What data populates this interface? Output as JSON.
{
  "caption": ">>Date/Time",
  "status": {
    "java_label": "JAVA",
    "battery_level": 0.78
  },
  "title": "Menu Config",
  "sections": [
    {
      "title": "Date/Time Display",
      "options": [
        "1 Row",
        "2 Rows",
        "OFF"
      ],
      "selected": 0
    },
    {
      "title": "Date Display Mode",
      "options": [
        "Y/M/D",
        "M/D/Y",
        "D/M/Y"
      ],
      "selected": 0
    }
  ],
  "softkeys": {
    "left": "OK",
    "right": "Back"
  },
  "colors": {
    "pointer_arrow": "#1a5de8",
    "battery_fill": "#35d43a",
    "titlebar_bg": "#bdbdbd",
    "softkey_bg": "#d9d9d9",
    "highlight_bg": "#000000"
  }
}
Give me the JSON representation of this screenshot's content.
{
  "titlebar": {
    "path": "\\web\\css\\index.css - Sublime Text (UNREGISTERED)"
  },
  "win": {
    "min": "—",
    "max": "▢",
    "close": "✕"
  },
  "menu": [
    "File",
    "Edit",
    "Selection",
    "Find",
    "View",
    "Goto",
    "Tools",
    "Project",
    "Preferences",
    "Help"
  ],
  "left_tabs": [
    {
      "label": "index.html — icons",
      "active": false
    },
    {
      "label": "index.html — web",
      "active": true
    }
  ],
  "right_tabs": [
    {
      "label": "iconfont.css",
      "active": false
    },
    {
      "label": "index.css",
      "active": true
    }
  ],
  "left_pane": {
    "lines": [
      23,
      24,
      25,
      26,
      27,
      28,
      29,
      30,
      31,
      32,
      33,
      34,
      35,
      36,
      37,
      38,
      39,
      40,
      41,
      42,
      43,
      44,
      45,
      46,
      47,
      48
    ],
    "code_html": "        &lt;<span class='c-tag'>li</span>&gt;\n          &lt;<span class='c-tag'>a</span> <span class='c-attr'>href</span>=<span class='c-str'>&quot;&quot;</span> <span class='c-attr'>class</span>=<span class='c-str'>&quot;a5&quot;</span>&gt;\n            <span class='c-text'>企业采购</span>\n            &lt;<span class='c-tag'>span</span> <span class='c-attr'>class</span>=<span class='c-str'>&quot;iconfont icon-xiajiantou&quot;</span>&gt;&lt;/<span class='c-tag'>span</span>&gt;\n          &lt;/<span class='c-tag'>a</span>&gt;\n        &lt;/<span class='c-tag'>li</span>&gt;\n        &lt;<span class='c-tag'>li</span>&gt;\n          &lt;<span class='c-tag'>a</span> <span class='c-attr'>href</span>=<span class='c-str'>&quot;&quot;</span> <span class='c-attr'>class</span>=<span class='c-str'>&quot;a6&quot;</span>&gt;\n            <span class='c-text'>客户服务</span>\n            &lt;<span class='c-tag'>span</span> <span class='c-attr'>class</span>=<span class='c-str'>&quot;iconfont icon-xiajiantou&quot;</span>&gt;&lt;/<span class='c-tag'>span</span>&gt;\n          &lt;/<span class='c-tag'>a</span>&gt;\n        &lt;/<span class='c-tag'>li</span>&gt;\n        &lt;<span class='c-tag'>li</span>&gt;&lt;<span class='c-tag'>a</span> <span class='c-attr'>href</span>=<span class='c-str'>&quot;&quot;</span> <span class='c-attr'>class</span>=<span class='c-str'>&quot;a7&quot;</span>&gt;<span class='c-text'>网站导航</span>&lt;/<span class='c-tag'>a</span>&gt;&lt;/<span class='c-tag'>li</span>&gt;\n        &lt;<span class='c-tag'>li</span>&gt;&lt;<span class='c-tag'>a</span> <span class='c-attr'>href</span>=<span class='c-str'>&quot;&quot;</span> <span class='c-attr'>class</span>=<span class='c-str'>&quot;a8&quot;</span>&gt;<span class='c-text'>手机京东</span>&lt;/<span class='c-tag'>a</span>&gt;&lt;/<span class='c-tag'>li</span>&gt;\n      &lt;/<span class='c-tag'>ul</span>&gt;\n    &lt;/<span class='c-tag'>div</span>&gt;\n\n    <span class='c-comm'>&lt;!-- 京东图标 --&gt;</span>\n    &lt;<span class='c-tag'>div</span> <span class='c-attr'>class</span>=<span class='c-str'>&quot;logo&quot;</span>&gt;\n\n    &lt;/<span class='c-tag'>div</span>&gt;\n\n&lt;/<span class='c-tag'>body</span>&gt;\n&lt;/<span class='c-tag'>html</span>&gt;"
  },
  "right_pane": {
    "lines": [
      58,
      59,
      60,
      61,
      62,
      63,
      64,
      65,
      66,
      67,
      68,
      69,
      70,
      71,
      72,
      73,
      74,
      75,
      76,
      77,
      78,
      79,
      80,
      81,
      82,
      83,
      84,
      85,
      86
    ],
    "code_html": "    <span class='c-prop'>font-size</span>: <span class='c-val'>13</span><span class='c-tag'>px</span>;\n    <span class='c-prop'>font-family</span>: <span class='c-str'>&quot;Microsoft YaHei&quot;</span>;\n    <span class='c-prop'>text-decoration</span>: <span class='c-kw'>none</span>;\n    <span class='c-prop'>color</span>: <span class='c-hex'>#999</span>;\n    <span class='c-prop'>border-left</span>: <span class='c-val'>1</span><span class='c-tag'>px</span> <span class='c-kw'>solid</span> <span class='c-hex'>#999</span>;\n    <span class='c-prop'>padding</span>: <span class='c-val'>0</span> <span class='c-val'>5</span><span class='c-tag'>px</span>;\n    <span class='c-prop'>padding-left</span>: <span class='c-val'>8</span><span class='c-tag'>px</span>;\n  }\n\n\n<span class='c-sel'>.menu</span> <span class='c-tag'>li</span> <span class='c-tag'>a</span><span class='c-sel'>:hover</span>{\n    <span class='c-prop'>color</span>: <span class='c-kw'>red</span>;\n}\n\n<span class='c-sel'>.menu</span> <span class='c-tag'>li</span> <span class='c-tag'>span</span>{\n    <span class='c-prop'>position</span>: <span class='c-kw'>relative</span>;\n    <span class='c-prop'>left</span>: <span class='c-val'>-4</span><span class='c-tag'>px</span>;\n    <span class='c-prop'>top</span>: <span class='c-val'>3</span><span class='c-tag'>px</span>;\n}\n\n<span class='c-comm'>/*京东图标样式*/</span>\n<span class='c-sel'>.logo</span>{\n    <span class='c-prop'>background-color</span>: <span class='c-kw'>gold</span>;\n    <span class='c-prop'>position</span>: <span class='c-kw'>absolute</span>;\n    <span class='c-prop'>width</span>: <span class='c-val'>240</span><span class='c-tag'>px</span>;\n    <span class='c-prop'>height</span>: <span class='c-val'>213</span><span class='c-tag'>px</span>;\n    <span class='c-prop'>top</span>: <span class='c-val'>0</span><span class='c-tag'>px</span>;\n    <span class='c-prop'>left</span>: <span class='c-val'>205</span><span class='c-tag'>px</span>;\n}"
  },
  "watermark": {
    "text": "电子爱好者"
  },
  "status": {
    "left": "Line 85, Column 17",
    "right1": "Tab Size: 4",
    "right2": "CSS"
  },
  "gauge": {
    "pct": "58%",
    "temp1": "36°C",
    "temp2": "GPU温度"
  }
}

□ □ □ □

SHORT TASK
Repeat all of the entries exactly.

RESULT FOR THIS TASK
What data populates this interface? Output as JSON.
{
  "caption": ">>Date/Time",
  "status": {
    "java_label": "JAVA",
    "battery_level": 0.78
  },
  "title": "Menu Config",
  "sections": [
    {
      "title": "Date/Time Display",
      "options": [
        "1 Row",
        "2 Rows",
        "OFF"
      ],
      "selected": 0
    },
    {
      "title": "Date Display Mode",
      "options": [
        "Y/M/D",
        "M/D/Y",
        "D/M/Y"
      ],
      "selected": 0
    }
  ],
  "softkeys": {
    "left": "OK",
    "right": "Back"
  },
  "colors": {
    "pointer_arrow": "#1a5de8",
    "battery_fill": "#35d43a",
    "titlebar_bg": "#bdbdbd",
    "softkey_bg": "#d9d9d9",
    "highlight_bg": "#000000"
  }
}
Give me the JSON representation of this screenshot's content.
{
  "titlebar": {
    "path": "\\web\\css\\index.css - Sublime Text (UNREGISTERED)"
  },
  "win": {
    "min": "—",
    "max": "▢",
    "close": "✕"
  },
  "menu": [
    "File",
    "Edit",
    "Selection",
    "Find",
    "View",
    "Goto",
    "Tools",
    "Project",
    "Preferences",
    "Help"
  ],
  "left_tabs": [
    {
      "label": "index.html — icons",
      "active": false
    },
    {
      "label": "index.html — web",
      "active": true
    }
  ],
  "right_tabs": [
    {
      "label": "iconfont.css",
      "active": false
    },
    {
      "label": "index.css",
      "active": true
    }
  ],
  "left_pane": {
    "lines": [
      23,
      24,
      25,
      26,
      27,
      28,
      29,
      30,
      31,
      32,
      33,
      34,
      35,
      36,
      37,
      38,
      39,
      40,
      41,
      42,
      43,
      44,
      45,
      46,
      47,
      48
    ],
    "code_html": "        &lt;<span class='c-tag'>li</span>&gt;\n          &lt;<span class='c-tag'>a</span> <span class='c-attr'>href</span>=<span class='c-str'>&quot;&quot;</span> <span class='c-attr'>class</span>=<span class='c-str'>&quot;a5&quot;</span>&gt;\n            <span class='c-text'>企业采购</span>\n            &lt;<span class='c-tag'>span</span> <span class='c-attr'>class</span>=<span class='c-str'>&quot;iconfont icon-xiajiantou&quot;</span>&gt;&lt;/<span class='c-tag'>span</span>&gt;\n          &lt;/<span class='c-tag'>a</span>&gt;\n        &lt;/<span class='c-tag'>li</span>&gt;\n        &lt;<span class='c-tag'>li</span>&gt;\n          &lt;<span class='c-tag'>a</span> <span class='c-attr'>href</span>=<span class='c-str'>&quot;&quot;</span> <span class='c-attr'>class</span>=<span class='c-str'>&quot;a6&quot;</span>&gt;\n            <span class='c-text'>客户服务</span>\n            &lt;<span class='c-tag'>span</span> <span class='c-attr'>class</span>=<span class='c-str'>&quot;iconfont icon-xiajiantou&quot;</span>&gt;&lt;/<span class='c-tag'>span</span>&gt;\n          &lt;/<span class='c-tag'>a</span>&gt;\n        &lt;/<span class='c-tag'>li</span>&gt;\n        &lt;<span class='c-tag'>li</span>&gt;&lt;<span class='c-tag'>a</span> <span class='c-attr'>href</span>=<span class='c-str'>&quot;&quot;</span> <span class='c-attr'>class</span>=<span class='c-str'>&quot;a7&quot;</span>&gt;<span class='c-text'>网站导航</span>&lt;/<span class='c-tag'>a</span>&gt;&lt;/<span class='c-tag'>li</span>&gt;\n        &lt;<span class='c-tag'>li</span>&gt;&lt;<span class='c-tag'>a</span> <span class='c-attr'>href</span>=<span class='c-str'>&quot;&quot;</span> <span class='c-attr'>class</span>=<span class='c-str'>&quot;a8&quot;</span>&gt;<span class='c-text'>手机京东</span>&lt;/<span class='c-tag'>a</span>&gt;&lt;/<span class='c-tag'>li</span>&gt;\n      &lt;/<span class='c-tag'>ul</span>&gt;\n    &lt;/<span class='c-tag'>div</span>&gt;\n\n    <span class='c-comm'>&lt;!-- 京东图标 --&gt;</span>\n    &lt;<span class='c-tag'>div</span> <span class='c-attr'>class</span>=<span class='c-str'>&quot;logo&quot;</span>&gt;\n\n    &lt;/<span class='c-tag'>div</span>&gt;\n\n&lt;/<span class='c-tag'>body</span>&gt;\n&lt;/<span class='c-tag'>html</span>&gt;"
  },
  "right_pane": {
    "lines": [
      58,
      59,
      60,
      61,
      62,
      63,
      64,
      65,
      66,
      67,
      68,
      69,
      70,
      71,
      72,
      73,
      74,
      75,
      76,
      77,
      78,
      79,
      80,
      81,
      82,
      83,
      84,
      85,
      86
    ],
    "code_html": "    <span class='c-prop'>font-size</span>: <span class='c-val'>13</span><span class='c-tag'>px</span>;\n    <span class='c-prop'>font-family</span>: <span class='c-str'>&quot;Microsoft YaHei&quot;</span>;\n    <span class='c-prop'>text-decoration</span>: <span class='c-kw'>none</span>;\n    <span class='c-prop'>color</span>: <span class='c-hex'>#999</span>;\n    <span class='c-prop'>border-left</span>: <span class='c-val'>1</span><span class='c-tag'>px</span> <span class='c-kw'>solid</span> <span class='c-hex'>#999</span>;\n    <span class='c-prop'>padding</span>: <span class='c-val'>0</span> <span class='c-val'>5</span><span class='c-tag'>px</span>;\n    <span class='c-prop'>padding-left</span>: <span class='c-val'>8</span><span class='c-tag'>px</span>;\n  }\n\n\n<span class='c-sel'>.menu</span> <span class='c-tag'>li</span> <span class='c-tag'>a</span><span class='c-sel'>:hover</span>{\n    <span class='c-prop'>color</span>: <span class='c-kw'>red</span>;\n}\n\n<span class='c-sel'>.menu</span> <span class='c-tag'>li</span> <span class='c-tag'>span</span>{\n    <span class='c-prop'>position</span>: <span class='c-kw'>relative</span>;\n    <span class='c-prop'>left</span>: <span class='c-val'>-4</span><span class='c-tag'>px</span>;\n    <span class='c-prop'>top</span>: <span class='c-val'>3</span><span class='c-tag'>px</span>;\n}\n\n<span class='c-comm'>/*京东图标样式*/</span>\n<span class='c-sel'>.logo</span>{\n    <span class='c-prop'>background-color</span>: <span class='c-kw'>gold</span>;\n    <span class='c-prop'>position</span>: <span class='c-kw'>absolute</span>;\n    <span class='c-prop'>width</span>: <span class='c-val'>240</span><span class='c-tag'>px</span>;\n    <span class='c-prop'>height</span>: <span class='c-val'>213</span><span class='c-tag'>px</span>;\n    <span class='c-prop'>top</span>: <span class='c-val'>0</span><span class='c-tag'>px</span>;\n    <span class='c-prop'>left</span>: <span class='c-val'>205</span><span class='c-tag'>px</span>;\n}"
  },
  "watermark": {
    "text": "电子爱好者"
  },
  "status": {
    "left": "Line 85, Column 17",
    "right1": "Tab Size: 4",
    "right2": "CSS"
  },
  "gauge": {
    "pct": "58%",
    "temp1": "36°C",
    "temp2": "GPU温度"
  }
}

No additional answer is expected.